17 julho, 2006

Acordeões - Entre a Argentina e a Polónia


Recuperação - mais uma - de um texto publicado no BLITZ há alguns meses (Janeiro deste ano). Fala de acordeões, de tango, do passado e do futuro... A propósito de três álbuns (dos Tango Crash, dos Motion Trio - na foto - e uma colectânea de antigo tango... polaco).

TANGO CRASH
«OTRA SANATA»

Galileo/Megamúsica

VÁRIOS
«POLSKIE TANGO»

Oriente Musik/Megamúsica

MOTION TRIO
«PLAY-STATION»

Asphalt Tango/Megamúsica


Argentina-Polónia. Tangos do passado e do futuro. Acordeões a unir tudo.

Já nem há discussão: o acordeão (e as suas variantes, como as concertinas ou o bandoneon) é, na actualidade, um dos instrumentos mais excitantes ao serviço de novas músicas «locais» ou «universais». E, se calhar, já nem é preciso voltar a falar de gente como os Danças Ocultas, Gabriel Gomes, Kepa Junkera, Kimmo Pohjonen ou Chango Spasiuk para se perceber que esta é uma discussão encerrada. E isto para dizer que, nos três discos em análise neste texto, o acordeão é rei e senhor. Mas há outros motivos para ligar três álbuns aparentemente tão diferentes entre si: os argentinos Tango Crash pegam no tango e levam-no para o futuro (numa nave espacial muito mais bem decorada e com uma força locomotora muito mais interessante do que a do Gotan Project), a colectânea «Polskie Tango» mostra tangos do passado, gravados na longínqua... Polónia nos anos 30 (e, acrescenta-se aqui, não há género musical que mais tenha feito pela dignificação do acordeão do que o tango, vd. bandoneon de Astor Piazzolla), e os polacos Motion-Trio pegam nos acordeões e fazem uma viagem paralela à dos Tango Crash, lançando os instrumentos para uma realidade paralela-alternativa-sideral qualquer.

■ Material fornecido
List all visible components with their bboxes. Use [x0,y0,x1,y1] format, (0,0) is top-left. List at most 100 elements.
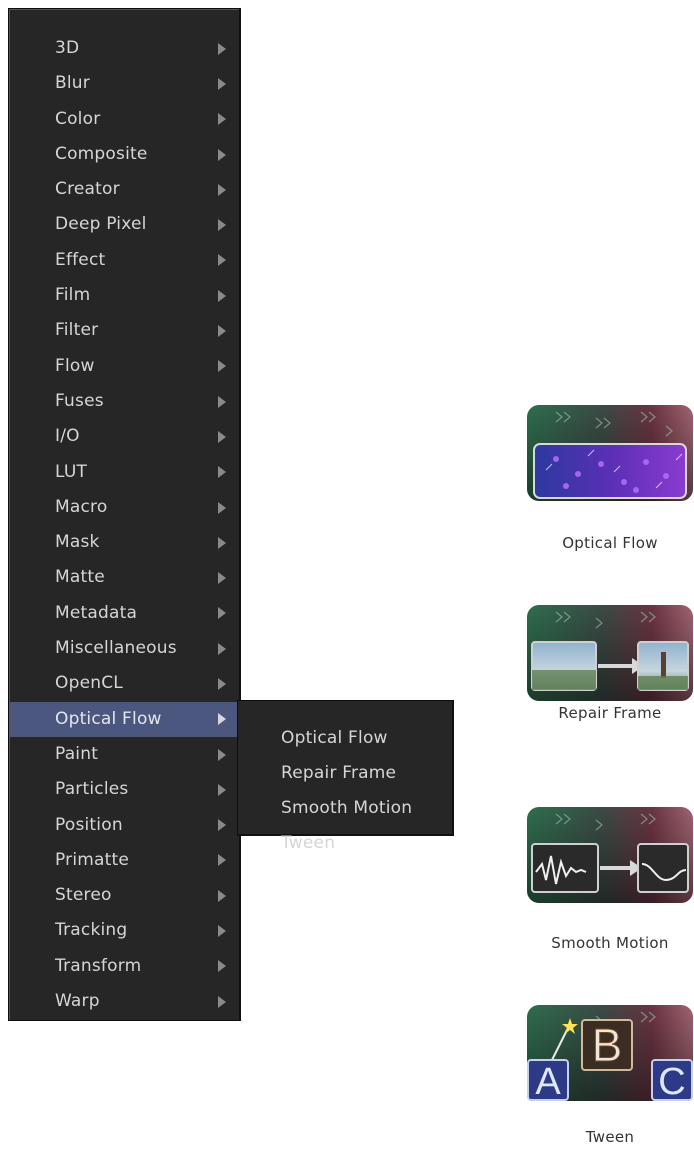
submenu-arrow-icon [218,889,226,902]
menu-item-label: OpenCL [55,673,123,694]
menu-item-label: LUT [55,461,88,482]
submenu-arrow-icon [218,642,226,655]
tool-label: Tween [585,1128,635,1146]
menu-item-label: 3D [55,38,80,58]
repair-frame-icon [527,605,693,701]
menu-item-io[interactable]: I/O [9,419,239,454]
menu-item-label: Paint [55,743,99,764]
menu-item-matte[interactable]: Matte [9,560,239,595]
submenu-arrow-icon [218,960,226,973]
menu-item-metadata[interactable]: Metadata [9,596,239,631]
tool-label: Optical Flow [562,534,658,552]
submenu-arrow-icon [218,925,226,938]
tool-label: Repair Frame [558,704,662,722]
menu-item-deep-pixel[interactable]: Deep Pixel [9,207,239,242]
menu-item-lut[interactable]: LUT [9,455,239,490]
menu-item-label: Effect [55,249,106,270]
submenu-arrow-icon [218,713,226,726]
menu-item-label: Warp [55,991,100,1012]
menu-item-transform[interactable]: Transform [9,949,239,984]
menu-item-particles[interactable]: Particles [9,772,239,807]
menu-item-label: Creator [55,179,120,200]
menu-item-label: Position [55,814,123,835]
submenu-item-repair-frame[interactable]: Repair Frame [238,756,452,791]
submenu-arrow-icon [218,466,226,479]
menu-item-label: Filter [55,320,99,341]
tween-icon: B A C [527,1005,693,1102]
menu-item-label: Blur [55,73,90,94]
menu-item-primatte[interactable]: Primatte [9,843,239,878]
menu-item-tracking[interactable]: Tracking [9,913,239,948]
menu-item-label: Flow [55,355,95,376]
submenu-item-optical-flow[interactable]: Optical Flow [238,721,452,756]
submenu-arrow-icon [218,183,226,196]
submenu-arrow-icon [218,219,226,232]
submenu-arrow-icon [218,748,226,761]
menu-item-3d[interactable]: 3D [9,31,239,66]
submenu-arrow-icon [218,819,226,832]
menu-item-label: Tracking [55,920,128,941]
menu-item-color[interactable]: Color [9,102,239,137]
menu-item-label: Stereo [55,885,112,906]
menu-item-warp[interactable]: Warp [9,984,239,1019]
tool-repair-frame[interactable]: Repair Frame [526,604,694,722]
menu-item-composite[interactable]: Composite [9,137,239,172]
menu-item-label: Mask [55,532,100,553]
menu-item-label: Optical Flow [55,708,162,729]
menu-item-label: I/O [55,426,80,447]
menu-item-macro[interactable]: Macro [9,490,239,525]
menu-item-label: Composite [55,143,148,164]
menu-item-label: Macro [55,496,108,517]
menu-item-creator[interactable]: Creator [9,172,239,207]
submenu-arrow-icon [218,677,226,690]
menu-item-label: Metadata [55,602,138,623]
menu-item-film[interactable]: Film [9,278,239,313]
submenu-arrow-icon [218,995,226,1008]
submenu-arrow-icon [218,77,226,90]
menu-item-label: Transform [55,955,142,976]
menu-item-label: Primatte [55,849,130,870]
submenu-arrow-icon [218,430,226,443]
menu-item-filter[interactable]: Filter [9,313,239,348]
tool-optical-flow[interactable]: Optical Flow [526,404,694,552]
menu-item-fuses[interactable]: Fuses [9,384,239,419]
tool-tween[interactable]: B A C Tween [526,1004,694,1146]
submenu-arrow-icon [218,536,226,549]
menu-item-label: Particles [55,779,129,800]
submenu-arrow-icon [218,289,226,302]
menu-item-effect[interactable]: Effect [9,243,239,278]
menu-item-position[interactable]: Position [9,808,239,843]
submenu-arrow-icon [218,148,226,161]
submenu-item-tween[interactable]: Tween [238,826,452,861]
menu-item-miscellaneous[interactable]: Miscellaneous [9,631,239,666]
menu-item-flow[interactable]: Flow [9,349,239,384]
menu-item-mask[interactable]: Mask [9,525,239,560]
svg-text:C: C [658,1061,685,1102]
menu-item-stereo[interactable]: Stereo [9,878,239,913]
menu-item-label: Miscellaneous [55,638,177,659]
menu-item-opencl[interactable]: OpenCL [9,666,239,701]
tool-smooth-motion[interactable]: Smooth Motion [526,806,694,952]
optical-flow-icon [527,405,693,501]
menu-item-label: Color [55,108,101,129]
submenu-arrow-icon [218,783,226,796]
submenu-arrow-icon [218,325,226,338]
submenu-item-smooth-motion[interactable]: Smooth Motion [238,791,452,826]
submenu-arrow-icon [218,113,226,126]
tool-label: Smooth Motion [551,934,669,952]
menu-item-label: Fuses [55,390,104,411]
submenu-arrow-icon [218,854,226,867]
submenu-arrow-icon [218,42,226,55]
optical-flow-submenu: Optical Flow Repair Frame Smooth Motion … [237,700,454,853]
submenu-arrow-icon [218,254,226,267]
menu-item-label: Film [55,285,91,306]
submenu-arrow-icon [218,607,226,620]
submenu-arrow-icon [218,572,226,585]
smooth-motion-icon [527,807,693,903]
menu-item-optical-flow[interactable]: Optical Flow [9,701,239,737]
submenu-arrow-icon [218,501,226,514]
menu-item-label: Matte [55,567,105,588]
tools-context-menu: 3D Blur Color Composite Creator Deep Pix… [8,8,241,1021]
menu-item-paint[interactable]: Paint [9,737,239,772]
menu-item-blur[interactable]: Blur [9,66,239,101]
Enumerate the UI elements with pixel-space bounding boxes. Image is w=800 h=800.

■ Tarefa pedida A
As afirmações (i), (ii) e (iii) estão de acordo com o texto sobre acordeões? Para cada uma, responda sim ou não e cite as palavras exatas do texto que o decidem.
(i) A coletânea «Polskie Tango» reúne tangos gravados na Polónia nos anos 30.
(ii) Os Motion Trio são um grupo argentino.
(iii) O texto foi publicado originalmente no BLITZ em março.
■ Tarefa pedida B
Que motivos dá o texto sobre acordeões para ligar três álbuns aparentemente tão diferentes entre si? Responda em uma a três frases.
Os registos não têm qualquer relação com o excerto de texto.

■ Resposta escrita A
(i) Sim: "a colectânea «Polskie Tango» mostra tangos do passado, gravados na longínqua... Polónia nos anos 30".
(ii) Não: "os polacos Motion-Trio".
(iii) Não: "(Janeiro deste ano)".

■ Resposta escrita B
Nos três discos, o acordeão é "rei e senhor". Além disso, os Tango Crash levam o tango para o futuro e «Polskie Tango» mostra tangos do passado gravados na Polónia nos anos 30. Já os Motion Trio fazem com os acordeões uma viagem paralela à dos Tango Crash.